**Task to complete**
Pull out every line in the data that has the string "text" in it.
## BEGIN Entries provided
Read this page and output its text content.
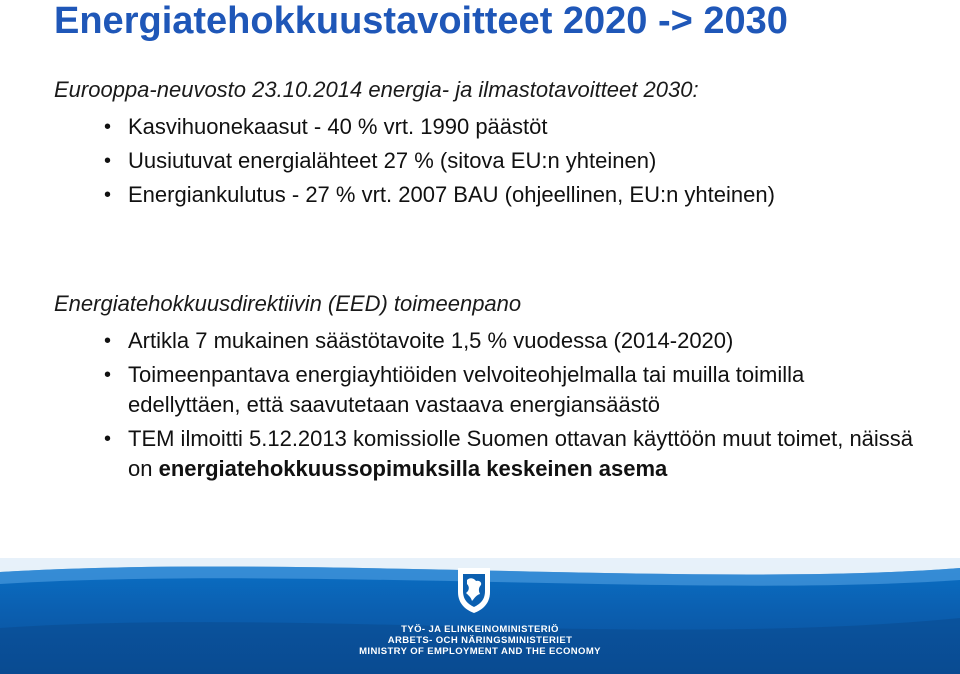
Energiatehokkuustavoitteet 2020 -> 2030
Eurooppa-neuvosto 23.10.2014 energia- ja ilmastotavoitteet 2030:
• Kasvihuonekaasut - 40 % vrt. 1990 päästöt
• Uusiutuvat energialähteet 27 % (sitova EU:n yhteinen)
• Energiankulutus - 27 % vrt. 2007 BAU (ohjeellinen, EU:n yhteinen)
Energiatehokkuusdirektiivin (EED) toimeenpano
• Artikla 7 mukainen säästötavoite 1,5 % vuodessa (2014-2020)
• Toimeenpantava energiayhtiöiden velvoiteohjelmalla tai muilla toimilla edellyttäen, että saavutetaan vastaava energiansäästö
• TEM ilmoitti 5.12.2013 komissiolle Suomen ottavan käyttöön muut toimet, näissä on energiatehokkuussopimuksilla keskeinen asema
TYÖ- JA ELINKEINOMINISTERIÖ
ARBETS- OCH NÄRINGSMINISTERIET
MINISTRY OF EMPLOYMENT AND THE ECONOMY
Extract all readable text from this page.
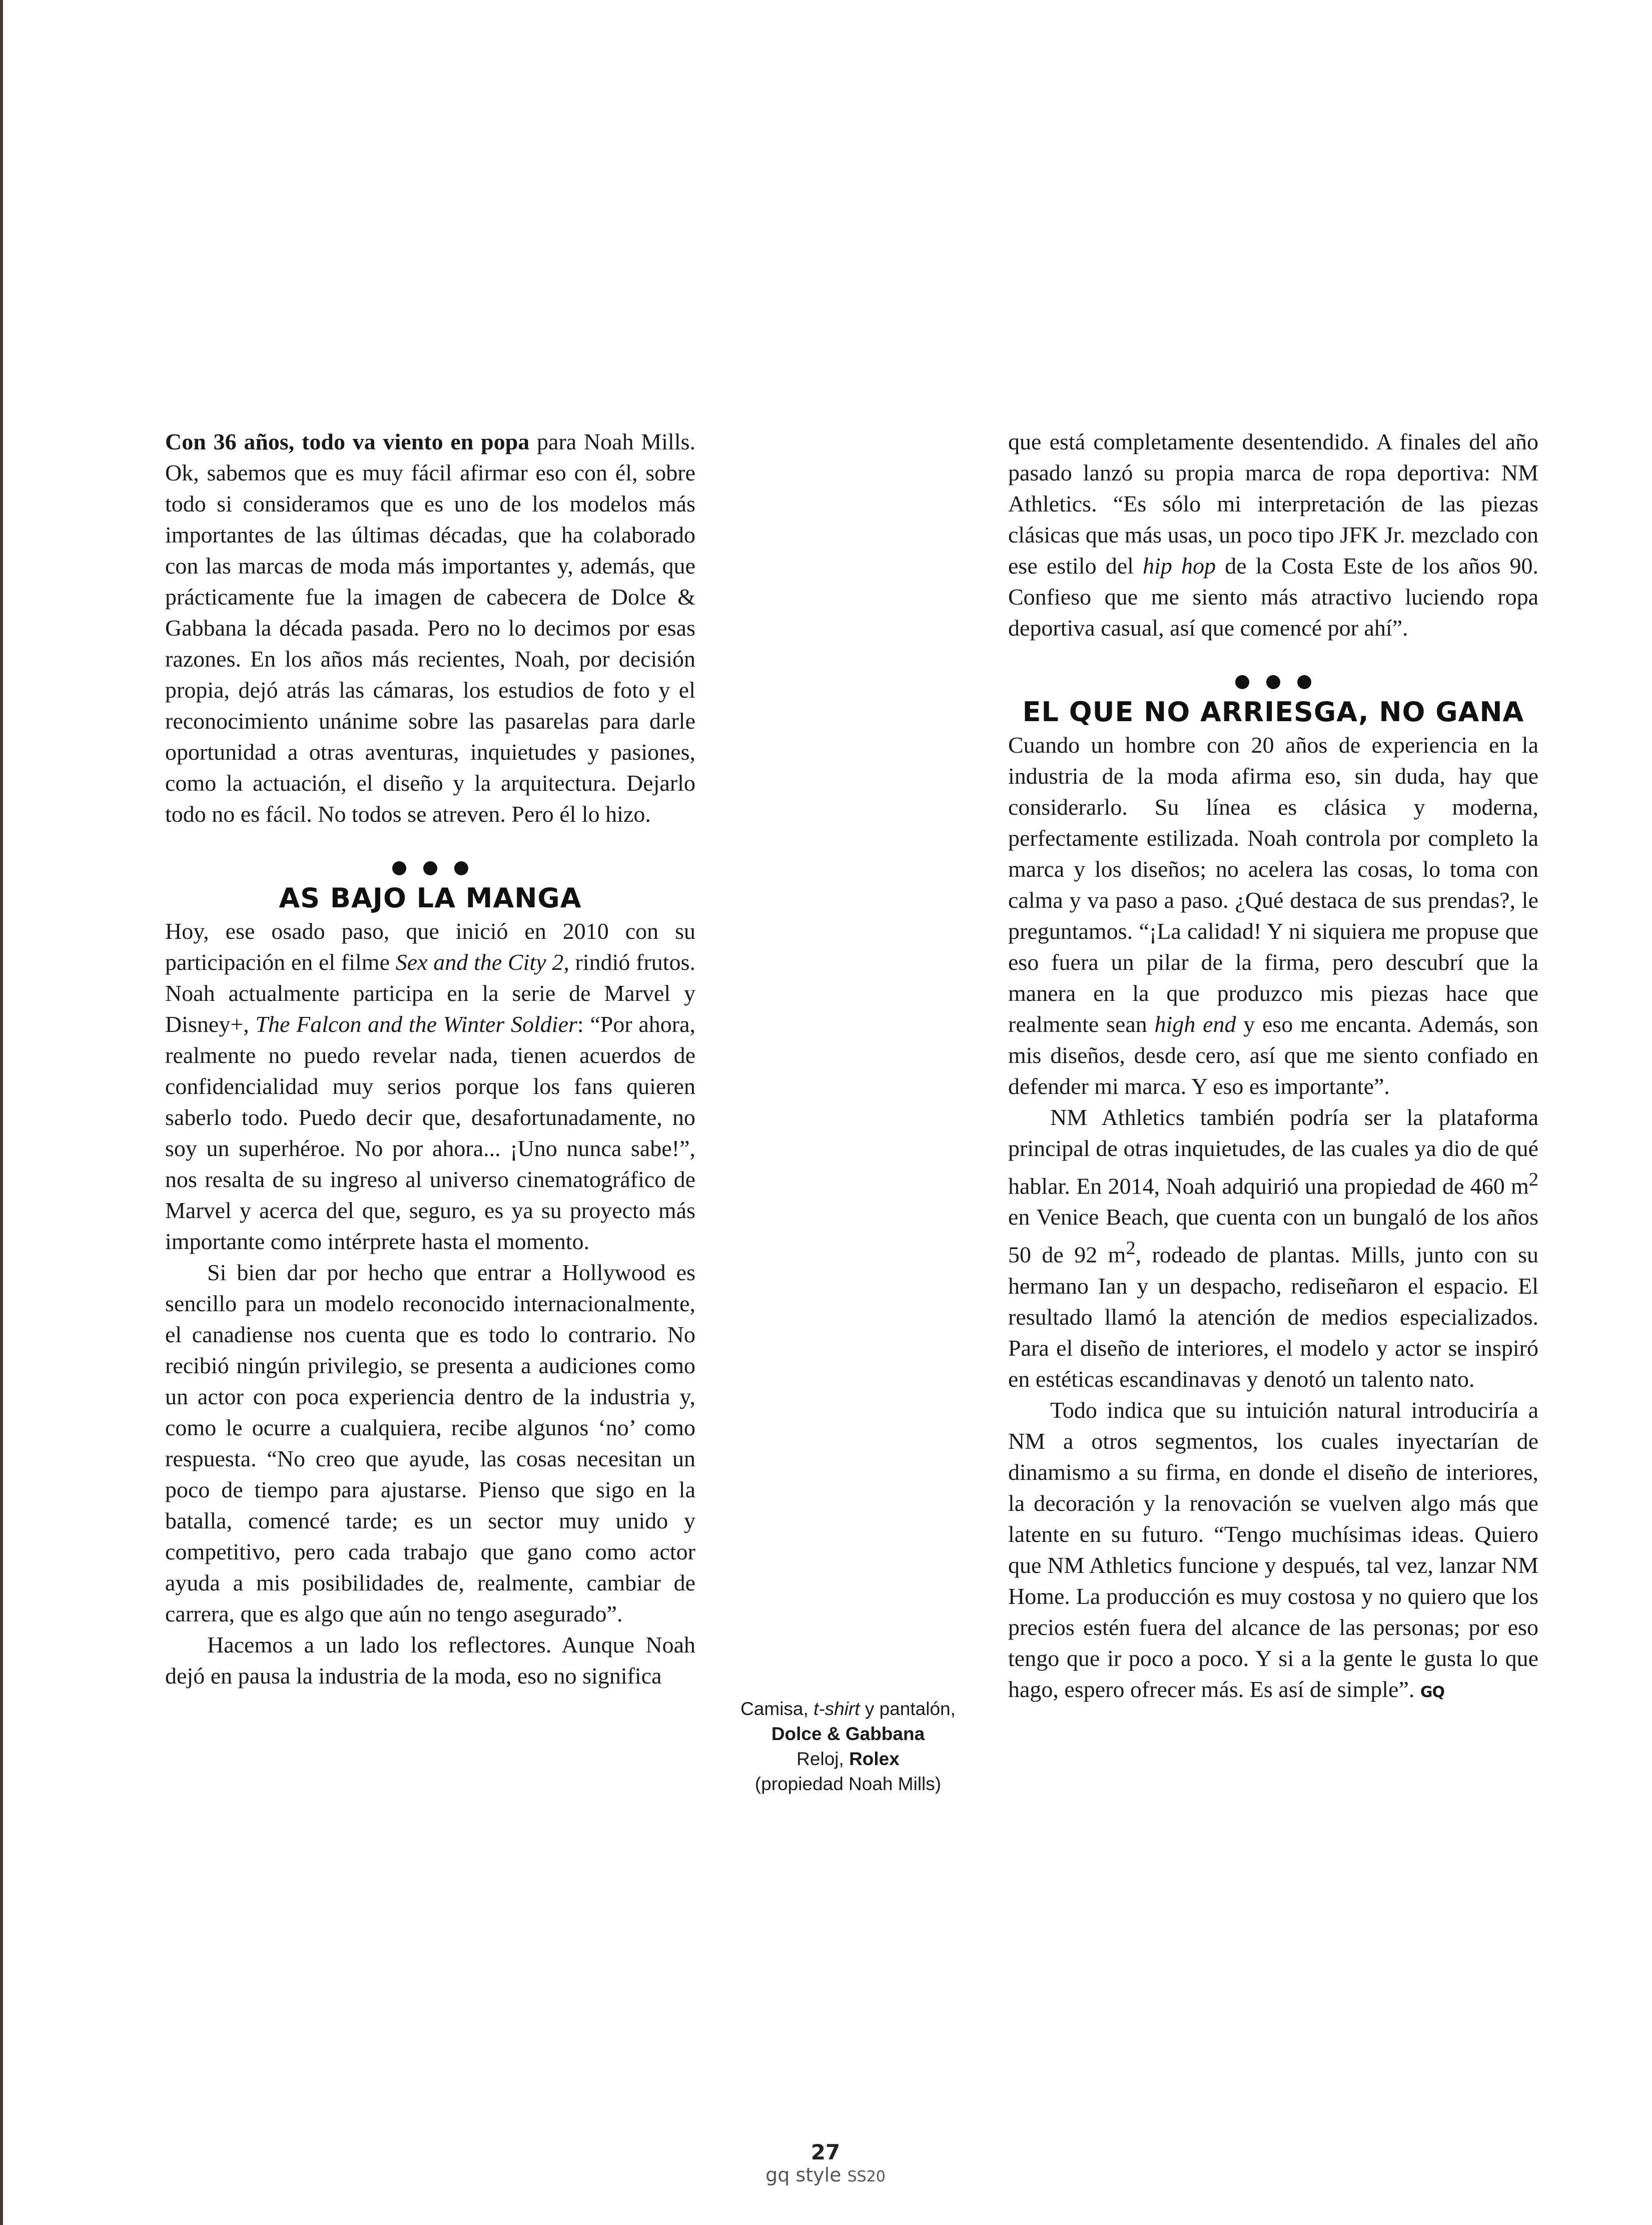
Con 36 años, todo va viento en popa para Noah Mills. Ok, sabemos que es muy fácil afirmar eso con él, sobre todo si consideramos que es uno de los modelos más importantes de las últimas décadas, que ha colaborado con las marcas de moda más importantes y, además, que prácticamente fue la imagen de cabecera de Dolce & Gabbana la década pasada. Pero no lo decimos por esas razones. En los años más recientes, Noah, por decisión propia, dejó atrás las cámaras, los estudios de foto y el reconocimiento unánime sobre las pasarelas para darle oportunidad a otras aventuras, inquietudes y pasiones, como la actuación, el diseño y la arquitectura. Dejarlo todo no es fácil. No todos se atreven. Pero él lo hizo.

AS BAJO LA MANGA

Hoy, ese osado paso, que inició en 2010 con su participación en el filme Sex and the City 2, rindió frutos. Noah actualmente participa en la serie de Marvel y Disney+, The Falcon and the Winter Soldier: “Por ahora, realmente no puedo revelar nada, tienen acuerdos de confidencialidad muy serios porque los fans quieren saberlo todo. Puedo decir que, desafortunadamente, no soy un superhéroe. No por ahora... ¡Uno nunca sabe!”, nos resalta de su ingreso al universo cinematográfico de Marvel y acerca del que, seguro, es ya su proyecto más importante como intérprete hasta el momento.

Si bien dar por hecho que entrar a Hollywood es sencillo para un modelo reconocido internacionalmente, el canadiense nos cuenta que es todo lo contrario. No recibió ningún privilegio, se presenta a audiciones como un actor con poca experiencia dentro de la industria y, como le ocurre a cualquiera, recibe algunos ‘no’ como respuesta. “No creo que ayude, las cosas necesitan un poco de tiempo para ajustarse. Pienso que sigo en la batalla, comencé tarde; es un sector muy unido y competitivo, pero cada trabajo que gano como actor ayuda a mis posibilidades de, realmente, cambiar de carrera, que es algo que aún no tengo asegurado”.

Hacemos a un lado los reflectores. Aunque Noah dejó en pausa la industria de la moda, eso no significa

Camisa, t-shirt y pantalón,
Dolce & Gabbana
Reloj, Rolex
(propiedad Noah Mills)

que está completamente desentendido. A finales del año pasado lanzó su propia marca de ropa deportiva: NM Athletics. “Es sólo mi interpretación de las piezas clásicas que más usas, un poco tipo JFK Jr. mezclado con ese estilo del hip hop de la Costa Este de los años 90. Confieso que me siento más atractivo luciendo ropa deportiva casual, así que comencé por ahí”.

EL QUE NO ARRIESGA, NO GANA

Cuando un hombre con 20 años de experiencia en la industria de la moda afirma eso, sin duda, hay que considerarlo. Su línea es clásica y moderna, perfectamente estilizada. Noah controla por completo la marca y los diseños; no acelera las cosas, lo toma con calma y va paso a paso. ¿Qué destaca de sus prendas?, le preguntamos. “¡La calidad! Y ni siquiera me propuse que eso fuera un pilar de la firma, pero descubrí que la manera en la que produzco mis piezas hace que realmente sean high end y eso me encanta. Además, son mis diseños, desde cero, así que me siento confiado en defender mi marca. Y eso es importante”.

NM Athletics también podría ser la plataforma principal de otras inquietudes, de las cuales ya dio de qué hablar. En 2014, Noah adquirió una propiedad de 460 $m^2$ en Venice Beach, que cuenta con un bungaló de los años 50 de 92 $m^2$, rodeado de plantas. Mills, junto con su hermano Ian y un despacho, rediseñaron el espacio. El resultado llamó la atención de medios especializados. Para el diseño de interiores, el modelo y actor se inspiró en estéticas escandinavas y denotó un talento nato.

Todo indica que su intuición natural introduciría a NM a otros segmentos, los cuales inyectarían de dinamismo a su firma, en donde el diseño de interiores, la decoración y la renovación se vuelven algo más que latente en su futuro. “Tengo muchísimas ideas. Quiero que NM Athletics funcione y después, tal vez, lanzar NM Home. La producción es muy costosa y no quiero que los precios estén fuera del alcance de las personas; por eso tengo que ir poco a poco. Y si a la gente le gusta lo que hago, espero ofrecer más. Es así de simple”. GQ

27
gq style SS20
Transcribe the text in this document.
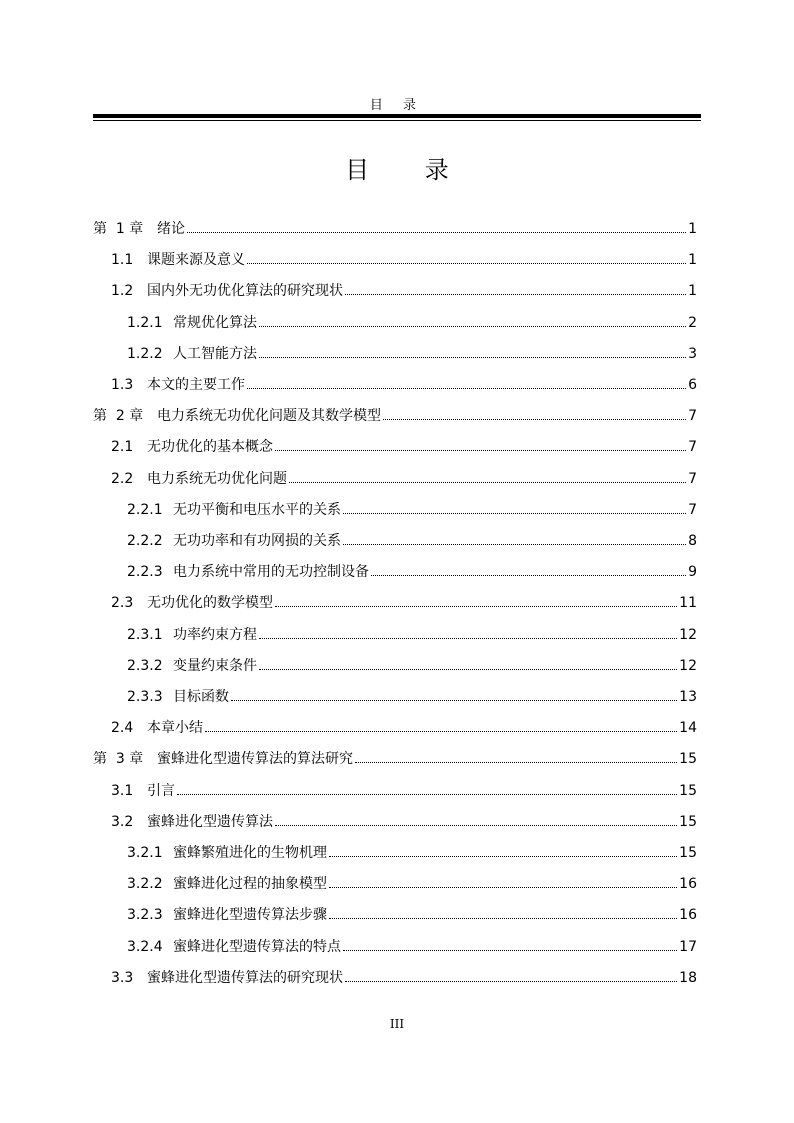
目 录
目 录
第  1 章 绪论	1
1.1 课题来源及意义	1
1.2 国内外无功优化算法的研究现状	1
1.2.1 常规优化算法	2
1.2.2 人工智能方法	3
1.3 本文的主要工作	6
第  2 章 电力系统无功优化问题及其数学模型	7
2.1 无功优化的基本概念	7
2.2 电力系统无功优化问题	7
2.2.1 无功平衡和电压水平的关系	7
2.2.2 无功功率和有功网损的关系	8
2.2.3 电力系统中常用的无功控制设备	9
2.3 无功优化的数学模型	11
2.3.1 功率约束方程	12
2.3.2 变量约束条件	12
2.3.3 目标函数	13
2.4 本章小结	14
第  3 章 蜜蜂进化型遗传算法的算法研究	15
3.1 引言	15
3.2 蜜蜂进化型遗传算法	15
3.2.1 蜜蜂繁殖进化的生物机理	15
3.2.2 蜜蜂进化过程的抽象模型	16
3.2.3 蜜蜂进化型遗传算法步骤	16
3.2.4 蜜蜂进化型遗传算法的特点	17
3.3 蜜蜂进化型遗传算法的研究现状	18
III
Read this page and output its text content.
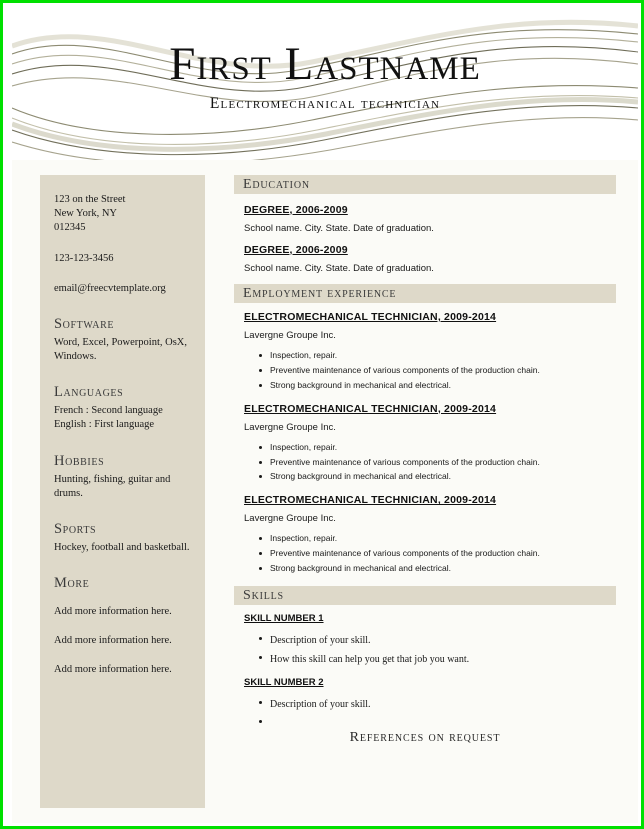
First Lastname
Electromechanical technician
123 on the Street
New York, NY
012345
123-123-3456
email@freecvtemplate.org
Software
Word, Excel, Powerpoint, OsX, Windows.
Languages
French : Second language
English : First language
Hobbies
Hunting, fishing, guitar and drums.
Sports
Hockey, football and basketball.
More
Add more information here.
Add more information here.
Add more information here.
Education
DEGREE, 2006-2009
School name. City. State. Date of graduation.
DEGREE, 2006-2009
School name. City. State. Date of graduation.
Employment experience
ELECTROMECHANICAL TECHNICIAN, 2009-2014
Lavergne Groupe Inc.
Inspection, repair.
Preventive maintenance of various components of the production chain.
Strong background in mechanical and electrical.
ELECTROMECHANICAL TECHNICIAN, 2009-2014
Lavergne Groupe Inc.
Inspection, repair.
Preventive maintenance of various components of the production chain.
Strong background in mechanical and electrical.
ELECTROMECHANICAL TECHNICIAN, 2009-2014
Lavergne Groupe Inc.
Inspection, repair.
Preventive maintenance of various components of the production chain.
Strong background in mechanical and electrical.
Skills
SKILL NUMBER 1
Description of your skill.
How this skill can help you get that job you want.
SKILL NUMBER 2
Description of your skill.
References on request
## END Entries provided
**Exercise output**
Read this page and output its text content.
Extract all readable text from this page.
Transcribe the text in this document.
Read this page and output its text content.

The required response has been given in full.